▸ WHAT NEEDS TO BE DONE:
Set down the data below in full and exactly, minus the pictures.

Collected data
● ● ● ● ● ● ●
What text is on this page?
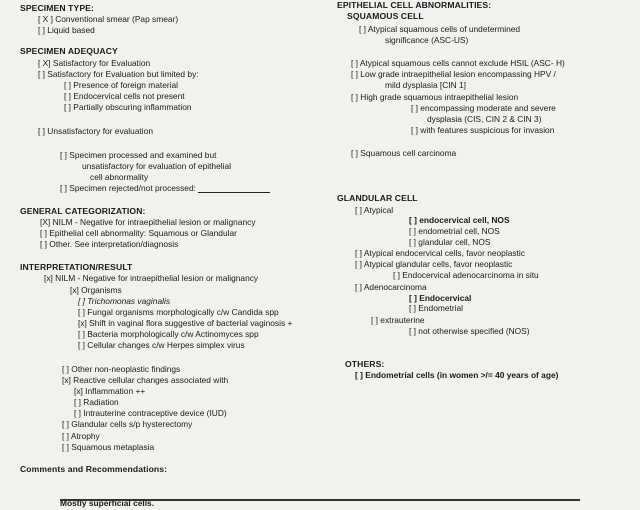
SPECIMEN TYPE:
[ X ] Conventional smear (Pap smear)
[ ] Liquid based
SPECIMEN ADEQUACY
[ X] Satisfactory for Evaluation
[ ] Satisfactory for Evaluation but limited by:
[ ] Presence of foreign material
[ ] Endocervical cells not present
[ ] Partially obscuring inflammation
[ ] Unsatisfactory for evaluation
[ ] Specimen processed and examined but
unsatisfactory for evaluation of epithelial
cell abnormality
[ ] Specimen rejected/not processed:
GENERAL CATEGORIZATION:
[X] NILM - Negative for intraepithelial lesion or malignancy
[ ] Epithelial cell abnormality: Squamous or Glandular
[ ] Other. See interpretation/diagnosis
INTERPRETATION/RESULT
[x] NILM - Negative for intraepithelial lesion or malignancy
[x] Organisms
[ ] Trichomonas vaginalis
[ ] Fungal organisms morphologically c/w Candida spp
[x] Shift in vaginal flora suggestive of bacterial vaginosis +
[ ] Bacteria morphologically c/w Actinomyces spp
[ ] Cellular changes c/w Herpes simplex virus
[ ] Other non-neoplastic findings
[x] Reactive cellular changes associated with
[x] Inflammation ++
[ ] Radiation
[ ] Intrauterine contraceptive device (IUD)
[ ] Glandular cells s/p hysterectomy
[ ] Atrophy
[ ] Squamous metaplasia
Comments and Recommendations:
Mostly superficial cells.
EPITHELIAL CELL ABNORMALITIES:
SQUAMOUS CELL
[ ] Atypical squamous cells of undetermined
significance (ASC-US)
[ ] Atypical squamous cells cannot exclude HSIL (ASC- H)
[ ] Low grade intraepithelial lesion encompassing HPV /
mild dysplasia [CIN 1]
[ ] High grade squamous intraepithelial lesion
[ ] encompassing moderate and severe
dysplasia (CIS, CIN 2 & CIN 3)
[ ] with features suspicious for invasion
[ ] Squamous cell carcinoma
GLANDULAR CELL
[ ] Atypical
[ ] endocervical cell, NOS
[ ] endometrial cell, NOS
[ ] glandular cell, NOS
[ ] Atypical endocervical cells, favor neoplastic
[ ] Atypical glandular cells, favor neoplastic
[ ] Endocervical adenocarcinoma in situ
[ ] Adenocarcinoma
[ ] Endocervical
[ ] Endometrial
[ ] extrauterine
[ ] not otherwise specified (NOS)
OTHERS:
[ ] Endometrial cells (in women >/= 40 years of age)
● ● ● ● ● ● ●
▸ TASK OUTPUT:
What text is on this page?
SPECIMEN TYPE:
[ X ] Conventional smear (Pap smear)
[ ] Liquid based
SPECIMEN ADEQUACY
[ X] Satisfactory for Evaluation
[ ] Satisfactory for Evaluation but limited by:
[ ] Presence of foreign material
[ ] Endocervical cells not present
[ ] Partially obscuring inflammation
[ ] Unsatisfactory for evaluation
[ ] Specimen processed and examined but
unsatisfactory for evaluation of epithelial
cell abnormality
[ ] Specimen rejected/not processed:
GENERAL CATEGORIZATION:
[X] NILM - Negative for intraepithelial lesion or malignancy
[ ] Epithelial cell abnormality: Squamous or Glandular
[ ] Other. See interpretation/diagnosis
INTERPRETATION/RESULT
[x] NILM - Negative for intraepithelial lesion or malignancy
[x] Organisms
[ ] Trichomonas vaginalis
[ ] Fungal organisms morphologically c/w Candida spp
[x] Shift in vaginal flora suggestive of bacterial vaginosis +
[ ] Bacteria morphologically c/w Actinomyces spp
[ ] Cellular changes c/w Herpes simplex virus
[ ] Other non-neoplastic findings
[x] Reactive cellular changes associated with
[x] Inflammation ++
[ ] Radiation
[ ] Intrauterine contraceptive device (IUD)
[ ] Glandular cells s/p hysterectomy
[ ] Atrophy
[ ] Squamous metaplasia
Comments and Recommendations:
Mostly superficial cells.
EPITHELIAL CELL ABNORMALITIES:
SQUAMOUS CELL
[ ] Atypical squamous cells of undetermined
significance (ASC-US)
[ ] Atypical squamous cells cannot exclude HSIL (ASC- H)
[ ] Low grade intraepithelial lesion encompassing HPV /
mild dysplasia [CIN 1]
[ ] High grade squamous intraepithelial lesion
[ ] encompassing moderate and severe
dysplasia (CIS, CIN 2 & CIN 3)
[ ] with features suspicious for invasion
[ ] Squamous cell carcinoma
GLANDULAR CELL
[ ] Atypical
[ ] endocervical cell, NOS
[ ] endometrial cell, NOS
[ ] glandular cell, NOS
[ ] Atypical endocervical cells, favor neoplastic
[ ] Atypical glandular cells, favor neoplastic
[ ] Endocervical adenocarcinoma in situ
[ ] Adenocarcinoma
[ ] Endocervical
[ ] Endometrial
[ ] extrauterine
[ ] not otherwise specified (NOS)
OTHERS:
[ ] Endometrial cells (in women >/= 40 years of age)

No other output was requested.